→ Problem: The records below are split into lines. How many of those lines contain the string "down"? Reply with the number only.

-*-*-

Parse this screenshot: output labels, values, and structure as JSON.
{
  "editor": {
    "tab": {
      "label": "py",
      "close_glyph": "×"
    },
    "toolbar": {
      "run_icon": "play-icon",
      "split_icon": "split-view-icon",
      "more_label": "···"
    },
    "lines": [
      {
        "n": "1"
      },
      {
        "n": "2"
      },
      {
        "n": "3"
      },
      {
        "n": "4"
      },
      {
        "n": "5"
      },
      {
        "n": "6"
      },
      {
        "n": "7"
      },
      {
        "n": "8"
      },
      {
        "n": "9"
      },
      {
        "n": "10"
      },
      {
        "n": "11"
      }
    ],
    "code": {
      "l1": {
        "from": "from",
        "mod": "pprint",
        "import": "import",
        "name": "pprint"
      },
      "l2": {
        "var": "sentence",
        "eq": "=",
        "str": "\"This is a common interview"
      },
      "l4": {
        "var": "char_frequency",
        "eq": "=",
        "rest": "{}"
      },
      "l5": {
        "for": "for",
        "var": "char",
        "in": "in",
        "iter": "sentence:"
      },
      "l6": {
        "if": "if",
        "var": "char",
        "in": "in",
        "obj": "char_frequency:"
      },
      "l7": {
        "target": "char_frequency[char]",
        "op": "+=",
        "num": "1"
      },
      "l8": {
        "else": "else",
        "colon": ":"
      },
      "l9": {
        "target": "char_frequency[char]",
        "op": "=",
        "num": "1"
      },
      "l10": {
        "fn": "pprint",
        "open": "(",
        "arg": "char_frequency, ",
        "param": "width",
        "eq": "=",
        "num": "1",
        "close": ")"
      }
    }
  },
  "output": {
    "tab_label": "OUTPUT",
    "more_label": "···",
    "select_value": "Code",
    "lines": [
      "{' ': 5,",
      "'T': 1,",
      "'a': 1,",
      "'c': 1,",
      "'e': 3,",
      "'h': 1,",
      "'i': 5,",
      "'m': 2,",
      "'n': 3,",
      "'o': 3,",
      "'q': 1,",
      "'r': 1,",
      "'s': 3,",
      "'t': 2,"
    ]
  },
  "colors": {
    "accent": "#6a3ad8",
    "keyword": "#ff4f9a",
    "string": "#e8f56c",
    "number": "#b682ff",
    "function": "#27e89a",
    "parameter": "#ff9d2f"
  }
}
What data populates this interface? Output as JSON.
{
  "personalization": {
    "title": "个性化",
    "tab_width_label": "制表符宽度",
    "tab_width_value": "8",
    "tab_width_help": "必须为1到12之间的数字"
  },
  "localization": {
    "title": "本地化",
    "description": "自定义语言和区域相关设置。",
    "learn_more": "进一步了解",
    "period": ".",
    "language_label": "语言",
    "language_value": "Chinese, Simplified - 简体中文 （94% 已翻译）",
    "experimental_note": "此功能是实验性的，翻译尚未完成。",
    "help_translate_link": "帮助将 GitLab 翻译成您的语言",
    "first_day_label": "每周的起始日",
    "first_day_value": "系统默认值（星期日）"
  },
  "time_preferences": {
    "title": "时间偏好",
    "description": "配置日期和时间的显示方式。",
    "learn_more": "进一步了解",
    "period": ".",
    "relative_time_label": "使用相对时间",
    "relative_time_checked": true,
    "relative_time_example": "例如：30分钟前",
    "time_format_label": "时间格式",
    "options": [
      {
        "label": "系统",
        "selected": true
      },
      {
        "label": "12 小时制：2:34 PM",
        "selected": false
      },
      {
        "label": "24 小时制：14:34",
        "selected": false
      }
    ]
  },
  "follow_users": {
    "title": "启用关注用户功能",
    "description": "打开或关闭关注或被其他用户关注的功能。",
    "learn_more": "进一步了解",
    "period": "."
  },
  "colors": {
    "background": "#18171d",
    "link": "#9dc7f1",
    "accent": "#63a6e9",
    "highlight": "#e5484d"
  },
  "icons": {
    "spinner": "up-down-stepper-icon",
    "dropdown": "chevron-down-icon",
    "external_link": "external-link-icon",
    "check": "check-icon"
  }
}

-*-*-

→ Full answer: 2